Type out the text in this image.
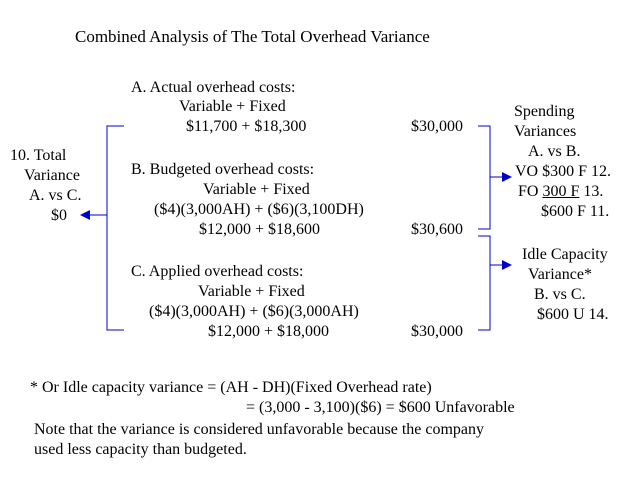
Combined Analysis of The Total Overhead Variance
A. Actual overhead costs:
Variable + Fixed
$11,700 + $18,300	$30,000
B. Budgeted overhead costs:
Variable + Fixed
($4)(3,000AH) + ($6)(3,100DH)
$12,000 + $18,600	$30,600
C. Applied overhead costs:
Variable + Fixed
($4)(3,000AH) + ($6)(3,000AH)
$12,000 + $18,000	$30,000
10. Total
Variance
A. vs C.
$0
Spending
Variances
A. vs B.
VO $300 F 12.
FO 300 F 13.
$600 F 11.
Idle Capacity
Variance*
B. vs C.
$600 U 14.
* Or Idle capacity variance = (AH - DH)(Fixed Overhead rate)
= (3,000 - 3,100)($6) = $600 Unfavorable
Note that the variance is considered unfavorable because the company
used less capacity than budgeted.
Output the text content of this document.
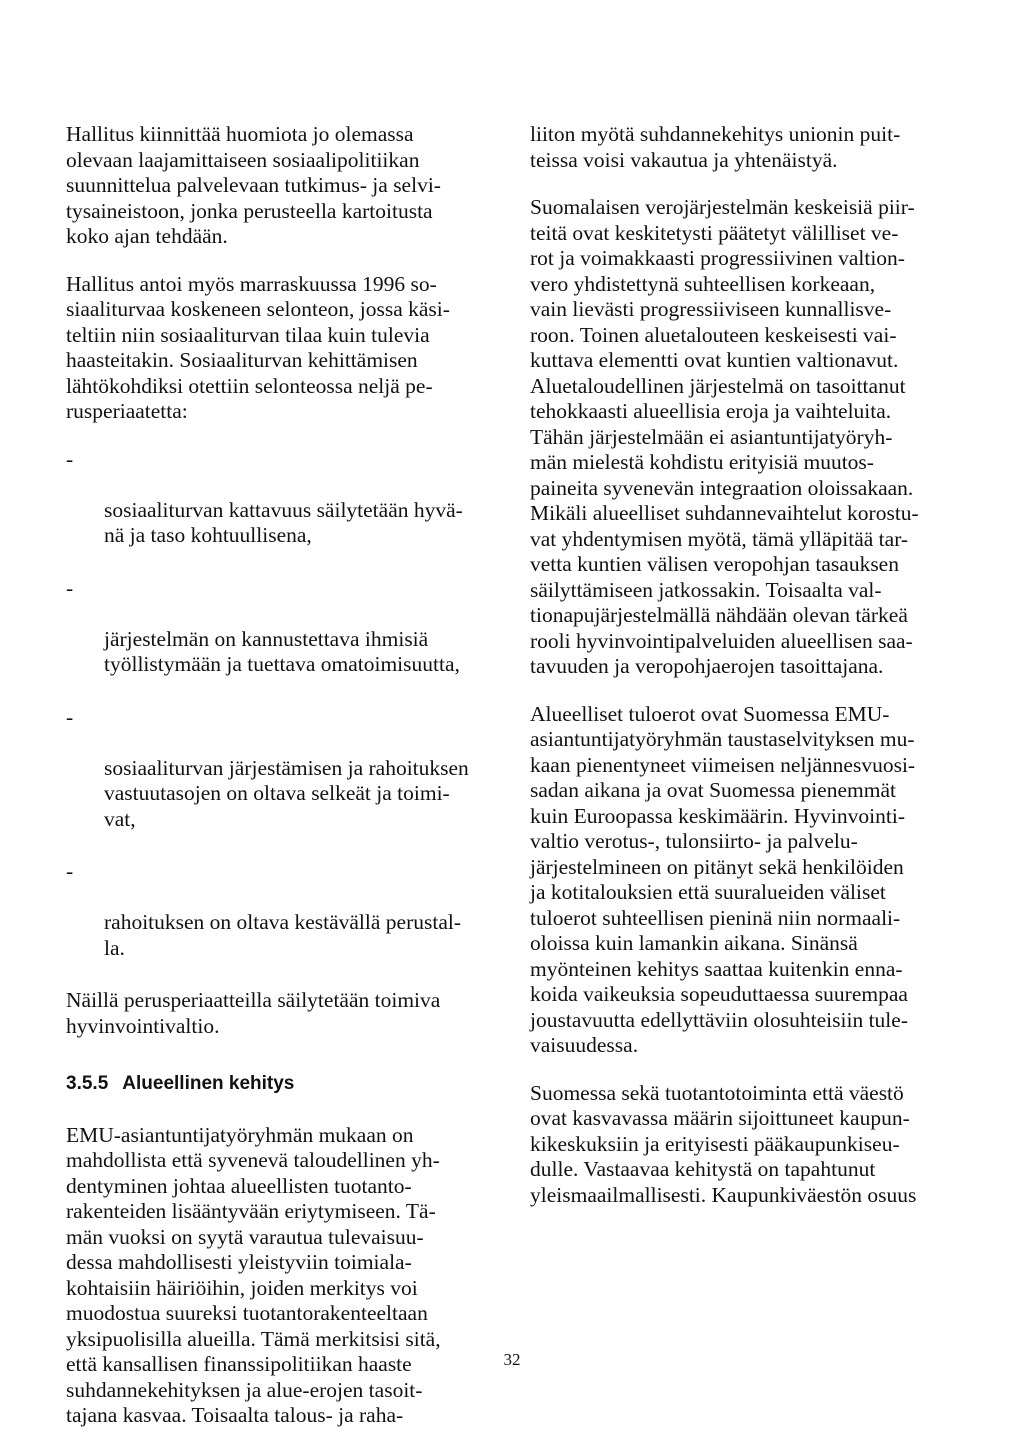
Hallitus kiinnittää huomiota jo olemassa
olevaan laajamittaiseen sosiaalipolitiikan
suunnittelua palvelevaan tutkimus- ja selvi-
tysaineistoon, jonka perusteella kartoitusta
koko ajan tehdään.

Hallitus antoi myös marraskuussa 1996 so-
siaaliturvaa koskeneen selonteon, jossa käsi-
teltiin niin sosiaaliturvan tilaa kuin tulevia
haasteitakin. Sosiaaliturvan kehittämisen
lähtökohdiksi otettiin selonteossa neljä pe-
rusperiaatetta:

-

sosiaaliturvan kattavuus säilytetään hyvä-
nä ja taso kohtuullisena,

-

järjestelmän on kannustettava ihmisiä
työllistymään ja tuettava omatoimisuutta,

-

sosiaaliturvan järjestämisen ja rahoituksen
vastuutasojen on oltava selkeät ja toimi-
vat,

-

rahoituksen on oltava kestävällä perustal-
la.

Näillä perusperiaatteilla säilytetään toimiva
hyvinvointivaltio.

3.5.5 Alueellinen kehitys

EMU-asiantuntijatyöryhmän mukaan on
mahdollista että syvenevä taloudellinen yh-
dentyminen johtaa alueellisten tuotanto-
rakenteiden lisääntyvään eriytymiseen. Tä-
män vuoksi on syytä varautua tulevaisuu-
dessa mahdollisesti yleistyviin toimiala-
kohtaisiin häiriöihin, joiden merkitys voi
muodostua suureksi tuotantorakenteeltaan
yksipuolisilla alueilla. Tämä merkitsisi sitä,
että kansallisen finanssipolitiikan haaste
suhdannekehityksen ja alue-erojen tasoit-
tajana kasvaa. Toisaalta talous- ja raha-

liiton myötä suhdannekehitys unionin puit-
teissa voisi vakautua ja yhtenäistyä.

Suomalaisen verojärjestelmän keskeisiä piir-
teitä ovat keskitetysti päätetyt välilliset ve-
rot ja voimakkaasti progressiivinen valtion-
vero yhdistettynä suhteellisen korkeaan,
vain lievästi progressiiviseen kunnallisve-
roon. Toinen aluetalouteen keskeisesti vai-
kuttava elementti ovat kuntien valtionavut.
Aluetaloudellinen järjestelmä on tasoittanut
tehokkaasti alueellisia eroja ja vaihteluita.
Tähän järjestelmään ei asiantuntijatyöryh-
män mielestä kohdistu erityisiä muutos-
paineita syvenevän integraation oloissakaan.
Mikäli alueelliset suhdannevaihtelut korostu-
vat yhdentymisen myötä, tämä ylläpitää tar-
vetta kuntien välisen veropohjan tasauksen
säilyttämiseen jatkossakin. Toisaalta val-
tionapujärjestelmällä nähdään olevan tärkeä
rooli hyvinvointipalveluiden alueellisen saa-
tavuuden ja veropohjaerojen tasoittajana.

Alueelliset tuloerot ovat Suomessa EMU-
asiantuntijatyöryhmän taustaselvityksen mu-
kaan pienentyneet viimeisen neljännesvuosi-
sadan aikana ja ovat Suomessa pienemmät
kuin Euroopassa keskimäärin. Hyvinvointi-
valtio verotus-, tulonsiirto- ja palvelu-
järjestelmineen on pitänyt sekä henkilöiden
ja kotitalouksien että suuralueiden väliset
tuloerot suhteellisen pieninä niin normaali-
oloissa kuin lamankin aikana. Sinänsä
myönteinen kehitys saattaa kuitenkin enna-
koida vaikeuksia sopeuduttaessa suurempaa
joustavuutta edellyttäviin olosuhteisiin tule-
vaisuudessa.

Suomessa sekä tuotantotoiminta että väestö
ovat kasvavassa määrin sijoittuneet kaupun-
kikeskuksiin ja erityisesti pääkaupunkiseu-
dulle. Vastaavaa kehitystä on tapahtunut
yleismaailmallisesti. Kaupunkiväestön osuus

32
════════════════════
## WORK INSTRUCTIONS
Your copy of the data should match it exactly, except that pictures are left out.

## ANSWER TO THIS TASK
Type out the text in this image.
Combined Analysis of The Total Overhead Variance
A. Actual overhead costs:
Variable + Fixed
$11,700 + $18,300	$30,000
B. Budgeted overhead costs:
Variable + Fixed
($4)(3,000AH) + ($6)(3,100DH)
$12,000 + $18,600	$30,600
C. Applied overhead costs:
Variable + Fixed
($4)(3,000AH) + ($6)(3,000AH)
$12,000 + $18,000	$30,000
10. Total
Variance
A. vs C.
$0
Spending
Variances
A. vs B.
VO $300 F 12.
FO 300 F 13.
$600 F 11.
Idle Capacity
Variance*
B. vs C.
$600 U 14.
* Or Idle capacity variance = (AH - DH)(Fixed Overhead rate)
= (3,000 - 3,100)($6) = $600 Unfavorable
Note that the variance is considered unfavorable because the company
used less capacity than budgeted.
Output the text content of this document.
Hallitus kiinnittää huomiota jo olemassa
olevaan laajamittaiseen sosiaalipolitiikan
suunnittelua palvelevaan tutkimus- ja selvi-
tysaineistoon, jonka perusteella kartoitusta
koko ajan tehdään.

Hallitus antoi myös marraskuussa 1996 so-
siaaliturvaa koskeneen selonteon, jossa käsi-
teltiin niin sosiaaliturvan tilaa kuin tulevia
haasteitakin. Sosiaaliturvan kehittämisen
lähtökohdiksi otettiin selonteossa neljä pe-
rusperiaatetta:

-

sosiaaliturvan kattavuus säilytetään hyvä-
nä ja taso kohtuullisena,

-

järjestelmän on kannustettava ihmisiä
työllistymään ja tuettava omatoimisuutta,

-

sosiaaliturvan järjestämisen ja rahoituksen
vastuutasojen on oltava selkeät ja toimi-
vat,

-

rahoituksen on oltava kestävällä perustal-
la.

Näillä perusperiaatteilla säilytetään toimiva
hyvinvointivaltio.

3.5.5 Alueellinen kehitys

EMU-asiantuntijatyöryhmän mukaan on
mahdollista että syvenevä taloudellinen yh-
dentyminen johtaa alueellisten tuotanto-
rakenteiden lisääntyvään eriytymiseen. Tä-
män vuoksi on syytä varautua tulevaisuu-
dessa mahdollisesti yleistyviin toimiala-
kohtaisiin häiriöihin, joiden merkitys voi
muodostua suureksi tuotantorakenteeltaan
yksipuolisilla alueilla. Tämä merkitsisi sitä,
että kansallisen finanssipolitiikan haaste
suhdannekehityksen ja alue-erojen tasoit-
tajana kasvaa. Toisaalta talous- ja raha-

liiton myötä suhdannekehitys unionin puit-
teissa voisi vakautua ja yhtenäistyä.

Suomalaisen verojärjestelmän keskeisiä piir-
teitä ovat keskitetysti päätetyt välilliset ve-
rot ja voimakkaasti progressiivinen valtion-
vero yhdistettynä suhteellisen korkeaan,
vain lievästi progressiiviseen kunnallisve-
roon. Toinen aluetalouteen keskeisesti vai-
kuttava elementti ovat kuntien valtionavut.
Aluetaloudellinen järjestelmä on tasoittanut
tehokkaasti alueellisia eroja ja vaihteluita.
Tähän järjestelmään ei asiantuntijatyöryh-
män mielestä kohdistu erityisiä muutos-
paineita syvenevän integraation oloissakaan.
Mikäli alueelliset suhdannevaihtelut korostu-
vat yhdentymisen myötä, tämä ylläpitää tar-
vetta kuntien välisen veropohjan tasauksen
säilyttämiseen jatkossakin. Toisaalta val-
tionapujärjestelmällä nähdään olevan tärkeä
rooli hyvinvointipalveluiden alueellisen saa-
tavuuden ja veropohjaerojen tasoittajana.

Alueelliset tuloerot ovat Suomessa EMU-
asiantuntijatyöryhmän taustaselvityksen mu-
kaan pienentyneet viimeisen neljännesvuosi-
sadan aikana ja ovat Suomessa pienemmät
kuin Euroopassa keskimäärin. Hyvinvointi-
valtio verotus-, tulonsiirto- ja palvelu-
järjestelmineen on pitänyt sekä henkilöiden
ja kotitalouksien että suuralueiden väliset
tuloerot suhteellisen pieninä niin normaali-
oloissa kuin lamankin aikana. Sinänsä
myönteinen kehitys saattaa kuitenkin enna-
koida vaikeuksia sopeuduttaessa suurempaa
joustavuutta edellyttäviin olosuhteisiin tule-
vaisuudessa.

Suomessa sekä tuotantotoiminta että väestö
ovat kasvavassa määrin sijoittuneet kaupun-
kikeskuksiin ja erityisesti pääkaupunkiseu-
dulle. Vastaavaa kehitystä on tapahtunut
yleismaailmallisesti. Kaupunkiväestön osuus

32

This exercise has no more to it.